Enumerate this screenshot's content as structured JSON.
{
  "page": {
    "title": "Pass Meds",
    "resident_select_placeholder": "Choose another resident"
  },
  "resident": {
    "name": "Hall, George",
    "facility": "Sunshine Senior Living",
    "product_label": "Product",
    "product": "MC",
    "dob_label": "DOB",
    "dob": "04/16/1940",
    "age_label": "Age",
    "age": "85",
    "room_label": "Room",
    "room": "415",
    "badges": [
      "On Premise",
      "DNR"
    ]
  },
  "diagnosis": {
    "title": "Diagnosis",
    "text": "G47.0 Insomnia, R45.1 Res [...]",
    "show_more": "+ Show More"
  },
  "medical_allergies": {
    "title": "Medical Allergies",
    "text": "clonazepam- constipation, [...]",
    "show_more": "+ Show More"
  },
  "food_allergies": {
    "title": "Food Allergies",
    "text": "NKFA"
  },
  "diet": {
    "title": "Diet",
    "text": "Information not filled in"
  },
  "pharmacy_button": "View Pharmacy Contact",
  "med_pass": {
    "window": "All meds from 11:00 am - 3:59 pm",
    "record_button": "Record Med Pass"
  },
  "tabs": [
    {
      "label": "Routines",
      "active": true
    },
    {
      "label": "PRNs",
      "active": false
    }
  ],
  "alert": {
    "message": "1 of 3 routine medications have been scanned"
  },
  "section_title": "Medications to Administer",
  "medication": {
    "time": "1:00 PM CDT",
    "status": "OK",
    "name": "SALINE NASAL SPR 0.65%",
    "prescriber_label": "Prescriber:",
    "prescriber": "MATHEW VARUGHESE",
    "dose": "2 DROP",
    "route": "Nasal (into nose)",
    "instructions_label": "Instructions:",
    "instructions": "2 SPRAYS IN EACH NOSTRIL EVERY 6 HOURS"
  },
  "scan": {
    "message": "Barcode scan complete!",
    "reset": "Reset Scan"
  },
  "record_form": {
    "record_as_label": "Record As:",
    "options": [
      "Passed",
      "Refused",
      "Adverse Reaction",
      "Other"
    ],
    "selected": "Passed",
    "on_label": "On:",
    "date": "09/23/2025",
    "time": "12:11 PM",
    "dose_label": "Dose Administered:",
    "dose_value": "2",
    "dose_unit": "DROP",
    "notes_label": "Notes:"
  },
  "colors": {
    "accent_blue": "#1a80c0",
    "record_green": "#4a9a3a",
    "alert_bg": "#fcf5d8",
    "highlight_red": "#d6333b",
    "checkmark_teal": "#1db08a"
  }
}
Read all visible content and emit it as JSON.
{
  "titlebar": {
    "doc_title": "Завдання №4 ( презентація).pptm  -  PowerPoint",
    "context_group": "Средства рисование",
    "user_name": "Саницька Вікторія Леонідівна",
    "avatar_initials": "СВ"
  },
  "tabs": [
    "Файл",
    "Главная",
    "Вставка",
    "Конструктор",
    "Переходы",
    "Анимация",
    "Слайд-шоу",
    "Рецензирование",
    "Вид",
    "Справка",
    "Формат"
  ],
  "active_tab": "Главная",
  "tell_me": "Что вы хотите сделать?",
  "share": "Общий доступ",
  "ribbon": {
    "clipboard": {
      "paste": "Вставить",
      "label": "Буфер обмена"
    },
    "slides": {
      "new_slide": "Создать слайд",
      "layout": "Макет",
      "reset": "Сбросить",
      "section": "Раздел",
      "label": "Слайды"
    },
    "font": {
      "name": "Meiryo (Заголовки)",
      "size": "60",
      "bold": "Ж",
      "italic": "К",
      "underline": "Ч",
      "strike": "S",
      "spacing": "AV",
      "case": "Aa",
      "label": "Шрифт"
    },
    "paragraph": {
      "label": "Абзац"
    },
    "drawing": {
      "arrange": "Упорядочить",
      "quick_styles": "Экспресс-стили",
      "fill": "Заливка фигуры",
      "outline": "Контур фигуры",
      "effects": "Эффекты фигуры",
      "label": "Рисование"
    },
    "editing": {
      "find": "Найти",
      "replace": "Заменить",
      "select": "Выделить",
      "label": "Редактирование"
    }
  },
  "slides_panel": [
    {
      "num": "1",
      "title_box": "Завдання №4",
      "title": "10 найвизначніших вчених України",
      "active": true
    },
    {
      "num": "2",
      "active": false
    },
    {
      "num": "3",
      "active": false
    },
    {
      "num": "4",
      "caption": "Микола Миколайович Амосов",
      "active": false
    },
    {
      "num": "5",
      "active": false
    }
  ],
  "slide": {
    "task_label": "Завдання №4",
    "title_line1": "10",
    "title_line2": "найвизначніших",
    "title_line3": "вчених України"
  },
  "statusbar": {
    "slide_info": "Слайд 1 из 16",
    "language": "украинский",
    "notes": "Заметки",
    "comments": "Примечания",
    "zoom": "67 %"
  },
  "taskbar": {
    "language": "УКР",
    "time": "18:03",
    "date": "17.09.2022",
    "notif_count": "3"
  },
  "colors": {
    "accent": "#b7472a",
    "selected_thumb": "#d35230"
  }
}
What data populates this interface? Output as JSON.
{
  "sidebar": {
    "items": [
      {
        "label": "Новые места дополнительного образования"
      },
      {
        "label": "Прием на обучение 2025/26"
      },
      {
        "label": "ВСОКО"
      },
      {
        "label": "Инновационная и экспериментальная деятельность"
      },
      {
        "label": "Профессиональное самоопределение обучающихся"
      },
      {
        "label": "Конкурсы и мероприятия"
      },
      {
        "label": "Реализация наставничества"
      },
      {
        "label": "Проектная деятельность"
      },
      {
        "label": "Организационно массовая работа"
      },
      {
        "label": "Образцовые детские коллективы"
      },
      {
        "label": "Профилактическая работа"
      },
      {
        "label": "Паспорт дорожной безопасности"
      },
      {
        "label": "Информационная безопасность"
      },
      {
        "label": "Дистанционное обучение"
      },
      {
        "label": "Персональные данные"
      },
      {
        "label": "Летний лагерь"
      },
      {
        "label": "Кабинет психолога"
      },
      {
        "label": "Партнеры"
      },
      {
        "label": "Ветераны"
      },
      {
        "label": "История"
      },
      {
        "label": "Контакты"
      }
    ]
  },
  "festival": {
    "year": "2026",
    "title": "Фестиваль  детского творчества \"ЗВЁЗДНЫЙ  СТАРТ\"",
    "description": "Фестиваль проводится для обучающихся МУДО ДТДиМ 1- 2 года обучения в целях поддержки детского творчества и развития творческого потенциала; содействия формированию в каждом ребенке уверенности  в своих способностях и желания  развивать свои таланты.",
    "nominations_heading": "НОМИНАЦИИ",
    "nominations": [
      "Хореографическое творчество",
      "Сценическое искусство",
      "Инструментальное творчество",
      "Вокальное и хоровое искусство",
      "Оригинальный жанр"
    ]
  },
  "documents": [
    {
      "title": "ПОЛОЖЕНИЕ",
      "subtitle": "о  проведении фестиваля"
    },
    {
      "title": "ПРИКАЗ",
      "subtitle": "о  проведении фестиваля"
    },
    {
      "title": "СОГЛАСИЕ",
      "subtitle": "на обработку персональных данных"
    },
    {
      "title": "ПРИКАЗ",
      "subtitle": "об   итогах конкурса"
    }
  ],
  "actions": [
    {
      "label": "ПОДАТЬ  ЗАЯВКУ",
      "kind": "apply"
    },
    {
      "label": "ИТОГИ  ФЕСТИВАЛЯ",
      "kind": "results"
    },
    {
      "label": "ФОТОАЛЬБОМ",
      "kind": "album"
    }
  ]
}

+ + + + + + +

**Given exercise:** The records above should be restated word for word, please.

**Response below:**
Enumerate this screenshot's content as structured JSON.
{
  "page": {
    "title": "Pass Meds",
    "resident_select_placeholder": "Choose another resident"
  },
  "resident": {
    "name": "Hall, George",
    "facility": "Sunshine Senior Living",
    "product_label": "Product",
    "product": "MC",
    "dob_label": "DOB",
    "dob": "04/16/1940",
    "age_label": "Age",
    "age": "85",
    "room_label": "Room",
    "room": "415",
    "badges": [
      "On Premise",
      "DNR"
    ]
  },
  "diagnosis": {
    "title": "Diagnosis",
    "text": "G47.0 Insomnia, R45.1 Res [...]",
    "show_more": "+ Show More"
  },
  "medical_allergies": {
    "title": "Medical Allergies",
    "text": "clonazepam- constipation, [...]",
    "show_more": "+ Show More"
  },
  "food_allergies": {
    "title": "Food Allergies",
    "text": "NKFA"
  },
  "diet": {
    "title": "Diet",
    "text": "Information not filled in"
  },
  "pharmacy_button": "View Pharmacy Contact",
  "med_pass": {
    "window": "All meds from 11:00 am - 3:59 pm",
    "record_button": "Record Med Pass"
  },
  "tabs": [
    {
      "label": "Routines",
      "active": true
    },
    {
      "label": "PRNs",
      "active": false
    }
  ],
  "alert": {
    "message": "1 of 3 routine medications have been scanned"
  },
  "section_title": "Medications to Administer",
  "medication": {
    "time": "1:00 PM CDT",
    "status": "OK",
    "name": "SALINE NASAL SPR 0.65%",
    "prescriber_label": "Prescriber:",
    "prescriber": "MATHEW VARUGHESE",
    "dose": "2 DROP",
    "route": "Nasal (into nose)",
    "instructions_label": "Instructions:",
    "instructions": "2 SPRAYS IN EACH NOSTRIL EVERY 6 HOURS"
  },
  "scan": {
    "message": "Barcode scan complete!",
    "reset": "Reset Scan"
  },
  "record_form": {
    "record_as_label": "Record As:",
    "options": [
      "Passed",
      "Refused",
      "Adverse Reaction",
      "Other"
    ],
    "selected": "Passed",
    "on_label": "On:",
    "date": "09/23/2025",
    "time": "12:11 PM",
    "dose_label": "Dose Administered:",
    "dose_value": "2",
    "dose_unit": "DROP",
    "notes_label": "Notes:"
  },
  "colors": {
    "accent_blue": "#1a80c0",
    "record_green": "#4a9a3a",
    "alert_bg": "#fcf5d8",
    "highlight_red": "#d6333b",
    "checkmark_teal": "#1db08a"
  }
}
Read all visible content and emit it as JSON.
{
  "titlebar": {
    "doc_title": "Завдання №4 ( презентація).pptm  -  PowerPoint",
    "context_group": "Средства рисование",
    "user_name": "Саницька Вікторія Леонідівна",
    "avatar_initials": "СВ"
  },
  "tabs": [
    "Файл",
    "Главная",
    "Вставка",
    "Конструктор",
    "Переходы",
    "Анимация",
    "Слайд-шоу",
    "Рецензирование",
    "Вид",
    "Справка",
    "Формат"
  ],
  "active_tab": "Главная",
  "tell_me": "Что вы хотите сделать?",
  "share": "Общий доступ",
  "ribbon": {
    "clipboard": {
      "paste": "Вставить",
      "label": "Буфер обмена"
    },
    "slides": {
      "new_slide": "Создать слайд",
      "layout": "Макет",
      "reset": "Сбросить",
      "section": "Раздел",
      "label": "Слайды"
    },
    "font": {
      "name": "Meiryo (Заголовки)",
      "size": "60",
      "bold": "Ж",
      "italic": "К",
      "underline": "Ч",
      "strike": "S",
      "spacing": "AV",
      "case": "Aa",
      "label": "Шрифт"
    },
    "paragraph": {
      "label": "Абзац"
    },
    "drawing": {
      "arrange": "Упорядочить",
      "quick_styles": "Экспресс-стили",
      "fill": "Заливка фигуры",
      "outline": "Контур фигуры",
      "effects": "Эффекты фигуры",
      "label": "Рисование"
    },
    "editing": {
      "find": "Найти",
      "replace": "Заменить",
      "select": "Выделить",
      "label": "Редактирование"
    }
  },
  "slides_panel": [
    {
      "num": "1",
      "title_box": "Завдання №4",
      "title": "10 найвизначніших вчених України",
      "active": true
    },
    {
      "num": "2",
      "active": false
    },
    {
      "num": "3",
      "active": false
    },
    {
      "num": "4",
      "caption": "Микола Миколайович Амосов",
      "active": false
    },
    {
      "num": "5",
      "active": false
    }
  ],
  "slide": {
    "task_label": "Завдання №4",
    "title_line1": "10",
    "title_line2": "найвизначніших",
    "title_line3": "вчених України"
  },
  "statusbar": {
    "slide_info": "Слайд 1 из 16",
    "language": "украинский",
    "notes": "Заметки",
    "comments": "Примечания",
    "zoom": "67 %"
  },
  "taskbar": {
    "language": "УКР",
    "time": "18:03",
    "date": "17.09.2022",
    "notif_count": "3"
  },
  "colors": {
    "accent": "#b7472a",
    "selected_thumb": "#d35230"
  }
}
What data populates this interface? Output as JSON.
{
  "sidebar": {
    "items": [
      {
        "label": "Новые места дополнительного образования"
      },
      {
        "label": "Прием на обучение 2025/26"
      },
      {
        "label": "ВСОКО"
      },
      {
        "label": "Инновационная и экспериментальная деятельность"
      },
      {
        "label": "Профессиональное самоопределение обучающихся"
      },
      {
        "label": "Конкурсы и мероприятия"
      },
      {
        "label": "Реализация наставничества"
      },
      {
        "label": "Проектная деятельность"
      },
      {
        "label": "Организационно массовая работа"
      },
      {
        "label": "Образцовые детские коллективы"
      },
      {
        "label": "Профилактическая работа"
      },
      {
        "label": "Паспорт дорожной безопасности"
      },
      {
        "label": "Информационная безопасность"
      },
      {
        "label": "Дистанционное обучение"
      },
      {
        "label": "Персональные данные"
      },
      {
        "label": "Летний лагерь"
      },
      {
        "label": "Кабинет психолога"
      },
      {
        "label": "Партнеры"
      },
      {
        "label": "Ветераны"
      },
      {
        "label": "История"
      },
      {
        "label": "Контакты"
      }
    ]
  },
  "festival": {
    "year": "2026",
    "title": "Фестиваль  детского творчества \"ЗВЁЗДНЫЙ  СТАРТ\"",
    "description": "Фестиваль проводится для обучающихся МУДО ДТДиМ 1- 2 года обучения в целях поддержки детского творчества и развития творческого потенциала; содействия формированию в каждом ребенке уверенности  в своих способностях и желания  развивать свои таланты.",
    "nominations_heading": "НОМИНАЦИИ",
    "nominations": [
      "Хореографическое творчество",
      "Сценическое искусство",
      "Инструментальное творчество",
      "Вокальное и хоровое искусство",
      "Оригинальный жанр"
    ]
  },
  "documents": [
    {
      "title": "ПОЛОЖЕНИЕ",
      "subtitle": "о  проведении фестиваля"
    },
    {
      "title": "ПРИКАЗ",
      "subtitle": "о  проведении фестиваля"
    },
    {
      "title": "СОГЛАСИЕ",
      "subtitle": "на обработку персональных данных"
    },
    {
      "title": "ПРИКАЗ",
      "subtitle": "об   итогах конкурса"
    }
  ],
  "actions": [
    {
      "label": "ПОДАТЬ  ЗАЯВКУ",
      "kind": "apply"
    },
    {
      "label": "ИТОГИ  ФЕСТИВАЛЯ",
      "kind": "results"
    },
    {
      "label": "ФОТОАЛЬБОМ",
      "kind": "album"
    }
  ]
}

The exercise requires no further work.